Using the material that follows, identify and copy each line with the string "BLACK".

Stored dataset items:
↓
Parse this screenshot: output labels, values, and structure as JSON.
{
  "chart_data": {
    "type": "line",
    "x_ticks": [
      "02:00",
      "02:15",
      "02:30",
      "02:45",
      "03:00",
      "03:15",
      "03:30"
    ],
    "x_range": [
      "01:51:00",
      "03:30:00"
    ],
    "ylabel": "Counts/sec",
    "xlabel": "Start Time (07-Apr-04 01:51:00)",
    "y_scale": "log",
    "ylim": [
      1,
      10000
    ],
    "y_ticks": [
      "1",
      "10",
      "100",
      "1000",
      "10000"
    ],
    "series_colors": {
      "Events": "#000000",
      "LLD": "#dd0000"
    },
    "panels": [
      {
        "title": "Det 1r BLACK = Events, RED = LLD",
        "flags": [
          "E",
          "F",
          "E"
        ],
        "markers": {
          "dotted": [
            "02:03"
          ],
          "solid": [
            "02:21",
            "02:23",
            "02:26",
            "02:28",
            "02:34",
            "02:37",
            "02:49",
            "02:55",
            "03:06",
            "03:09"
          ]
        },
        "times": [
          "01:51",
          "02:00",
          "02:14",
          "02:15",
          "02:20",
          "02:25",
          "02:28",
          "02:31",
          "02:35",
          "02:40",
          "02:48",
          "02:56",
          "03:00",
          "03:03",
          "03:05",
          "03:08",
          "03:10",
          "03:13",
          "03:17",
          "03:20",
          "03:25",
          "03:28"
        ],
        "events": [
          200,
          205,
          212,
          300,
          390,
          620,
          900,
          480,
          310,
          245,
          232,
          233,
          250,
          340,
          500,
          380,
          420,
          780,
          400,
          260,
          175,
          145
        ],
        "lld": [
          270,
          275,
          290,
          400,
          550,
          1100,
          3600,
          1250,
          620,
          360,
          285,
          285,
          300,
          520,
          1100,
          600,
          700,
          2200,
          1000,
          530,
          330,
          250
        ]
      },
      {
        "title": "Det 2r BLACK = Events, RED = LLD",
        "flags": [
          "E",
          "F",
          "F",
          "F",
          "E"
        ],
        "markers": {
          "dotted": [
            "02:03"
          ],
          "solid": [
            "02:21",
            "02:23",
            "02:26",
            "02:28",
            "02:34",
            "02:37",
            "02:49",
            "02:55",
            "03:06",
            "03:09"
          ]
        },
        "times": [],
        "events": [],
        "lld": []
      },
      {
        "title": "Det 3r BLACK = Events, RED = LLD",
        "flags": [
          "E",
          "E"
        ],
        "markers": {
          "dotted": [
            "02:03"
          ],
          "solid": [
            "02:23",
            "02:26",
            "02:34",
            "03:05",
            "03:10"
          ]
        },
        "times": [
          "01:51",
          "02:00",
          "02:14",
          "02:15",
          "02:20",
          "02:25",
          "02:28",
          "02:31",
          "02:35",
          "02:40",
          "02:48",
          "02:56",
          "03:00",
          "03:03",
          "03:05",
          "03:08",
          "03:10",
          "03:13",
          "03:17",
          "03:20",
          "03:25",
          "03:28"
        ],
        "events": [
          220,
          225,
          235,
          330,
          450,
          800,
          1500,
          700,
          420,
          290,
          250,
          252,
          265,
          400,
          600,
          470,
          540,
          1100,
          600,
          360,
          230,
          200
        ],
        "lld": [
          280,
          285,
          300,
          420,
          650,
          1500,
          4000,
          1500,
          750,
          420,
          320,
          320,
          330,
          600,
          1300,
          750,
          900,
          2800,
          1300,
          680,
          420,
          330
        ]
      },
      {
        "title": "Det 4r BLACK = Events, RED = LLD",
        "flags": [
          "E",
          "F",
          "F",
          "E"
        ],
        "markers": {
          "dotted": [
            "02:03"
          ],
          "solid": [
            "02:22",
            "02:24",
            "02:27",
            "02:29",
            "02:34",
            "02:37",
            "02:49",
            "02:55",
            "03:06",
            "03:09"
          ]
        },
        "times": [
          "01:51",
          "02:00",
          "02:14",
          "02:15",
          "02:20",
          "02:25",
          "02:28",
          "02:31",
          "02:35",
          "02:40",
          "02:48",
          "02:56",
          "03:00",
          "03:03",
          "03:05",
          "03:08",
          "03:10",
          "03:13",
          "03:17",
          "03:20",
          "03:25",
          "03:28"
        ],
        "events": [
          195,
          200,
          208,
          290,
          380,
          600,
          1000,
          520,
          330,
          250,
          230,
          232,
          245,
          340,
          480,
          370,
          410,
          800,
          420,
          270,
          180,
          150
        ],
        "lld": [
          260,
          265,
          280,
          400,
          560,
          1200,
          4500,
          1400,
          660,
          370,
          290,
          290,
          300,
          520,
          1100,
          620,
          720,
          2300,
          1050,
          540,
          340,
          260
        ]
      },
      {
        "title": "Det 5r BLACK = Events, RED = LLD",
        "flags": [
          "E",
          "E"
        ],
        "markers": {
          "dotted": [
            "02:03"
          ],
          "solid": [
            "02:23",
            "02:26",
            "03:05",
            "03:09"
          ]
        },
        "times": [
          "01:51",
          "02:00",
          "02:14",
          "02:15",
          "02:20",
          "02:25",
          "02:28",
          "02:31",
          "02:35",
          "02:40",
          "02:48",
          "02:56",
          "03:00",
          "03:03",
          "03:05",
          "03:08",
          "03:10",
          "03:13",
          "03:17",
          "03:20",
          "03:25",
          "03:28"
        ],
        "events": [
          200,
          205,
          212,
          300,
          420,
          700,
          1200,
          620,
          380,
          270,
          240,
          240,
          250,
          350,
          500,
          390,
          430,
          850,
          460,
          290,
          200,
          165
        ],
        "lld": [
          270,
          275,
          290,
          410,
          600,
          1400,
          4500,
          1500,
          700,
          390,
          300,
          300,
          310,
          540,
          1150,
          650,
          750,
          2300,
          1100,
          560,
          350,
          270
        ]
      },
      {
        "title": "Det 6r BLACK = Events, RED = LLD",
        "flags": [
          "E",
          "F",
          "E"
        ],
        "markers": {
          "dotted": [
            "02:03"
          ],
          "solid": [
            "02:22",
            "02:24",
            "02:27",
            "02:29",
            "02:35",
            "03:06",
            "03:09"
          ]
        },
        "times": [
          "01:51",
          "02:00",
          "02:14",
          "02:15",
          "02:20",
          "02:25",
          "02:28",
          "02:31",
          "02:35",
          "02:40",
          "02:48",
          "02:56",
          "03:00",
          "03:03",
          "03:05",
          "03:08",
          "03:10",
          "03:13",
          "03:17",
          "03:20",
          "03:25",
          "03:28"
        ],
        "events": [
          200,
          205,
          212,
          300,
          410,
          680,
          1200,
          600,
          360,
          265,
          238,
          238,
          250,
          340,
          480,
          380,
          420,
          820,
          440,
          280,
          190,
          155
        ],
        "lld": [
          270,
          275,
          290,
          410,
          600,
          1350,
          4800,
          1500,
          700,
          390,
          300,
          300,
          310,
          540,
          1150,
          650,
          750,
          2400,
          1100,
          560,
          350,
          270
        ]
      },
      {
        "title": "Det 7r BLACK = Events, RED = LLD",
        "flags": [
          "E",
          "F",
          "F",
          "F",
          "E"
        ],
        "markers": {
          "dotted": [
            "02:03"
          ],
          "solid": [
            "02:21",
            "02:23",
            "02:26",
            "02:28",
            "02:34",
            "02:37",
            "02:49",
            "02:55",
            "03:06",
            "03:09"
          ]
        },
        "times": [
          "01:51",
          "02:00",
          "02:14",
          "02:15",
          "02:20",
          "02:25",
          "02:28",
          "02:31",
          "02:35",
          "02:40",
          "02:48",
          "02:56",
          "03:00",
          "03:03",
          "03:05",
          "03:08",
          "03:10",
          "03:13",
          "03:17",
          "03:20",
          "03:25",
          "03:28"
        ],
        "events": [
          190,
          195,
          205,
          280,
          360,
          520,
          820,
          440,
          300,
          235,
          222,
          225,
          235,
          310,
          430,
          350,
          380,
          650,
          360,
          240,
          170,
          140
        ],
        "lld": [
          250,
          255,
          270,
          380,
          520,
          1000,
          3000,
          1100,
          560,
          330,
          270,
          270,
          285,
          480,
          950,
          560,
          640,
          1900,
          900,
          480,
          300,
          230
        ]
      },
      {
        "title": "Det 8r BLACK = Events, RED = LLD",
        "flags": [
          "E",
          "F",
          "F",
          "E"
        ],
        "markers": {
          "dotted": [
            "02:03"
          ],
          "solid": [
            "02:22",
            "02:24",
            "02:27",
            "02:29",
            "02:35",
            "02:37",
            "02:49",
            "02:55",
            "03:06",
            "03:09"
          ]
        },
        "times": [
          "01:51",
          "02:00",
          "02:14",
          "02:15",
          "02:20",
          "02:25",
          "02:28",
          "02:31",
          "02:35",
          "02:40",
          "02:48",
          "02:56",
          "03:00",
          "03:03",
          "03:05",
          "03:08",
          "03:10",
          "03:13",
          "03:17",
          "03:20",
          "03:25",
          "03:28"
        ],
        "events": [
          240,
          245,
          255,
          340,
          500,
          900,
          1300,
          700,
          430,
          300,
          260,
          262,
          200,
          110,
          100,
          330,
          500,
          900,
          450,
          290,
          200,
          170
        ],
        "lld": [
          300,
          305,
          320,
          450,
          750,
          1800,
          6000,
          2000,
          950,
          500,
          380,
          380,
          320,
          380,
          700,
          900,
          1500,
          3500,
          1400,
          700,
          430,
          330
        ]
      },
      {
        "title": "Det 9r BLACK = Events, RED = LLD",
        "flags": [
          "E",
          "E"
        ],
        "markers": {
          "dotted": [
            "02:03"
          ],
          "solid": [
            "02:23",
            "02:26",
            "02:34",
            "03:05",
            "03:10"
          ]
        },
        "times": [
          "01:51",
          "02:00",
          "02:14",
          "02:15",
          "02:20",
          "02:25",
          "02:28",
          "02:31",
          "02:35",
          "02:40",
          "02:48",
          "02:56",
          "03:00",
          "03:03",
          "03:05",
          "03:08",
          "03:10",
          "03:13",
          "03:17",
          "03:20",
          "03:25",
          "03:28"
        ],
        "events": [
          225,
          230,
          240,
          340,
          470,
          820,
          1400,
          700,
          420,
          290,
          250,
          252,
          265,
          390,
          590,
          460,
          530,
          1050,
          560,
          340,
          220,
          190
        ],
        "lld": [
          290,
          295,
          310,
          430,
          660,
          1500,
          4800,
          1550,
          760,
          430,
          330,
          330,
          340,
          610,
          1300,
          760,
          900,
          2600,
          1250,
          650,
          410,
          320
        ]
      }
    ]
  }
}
↑
▶ _Written solution_:
        "title": "Det 1r BLACK = Events, RED = LLD",
        "title": "Det 2r BLACK = Events, RED = LLD",
        "title": "Det 3r BLACK = Events, RED = LLD",
        "title": "Det 4r BLACK = Events, RED = LLD",
        "title": "Det 5r BLACK = Events, RED = LLD",
        "title": "Det 6r BLACK = Events, RED = LLD",
        "title": "Det 7r BLACK = Events, RED = LLD",
        "title": "Det 8r BLACK = Events, RED = LLD",
        "title": "Det 9r BLACK = Events, RED = LLD",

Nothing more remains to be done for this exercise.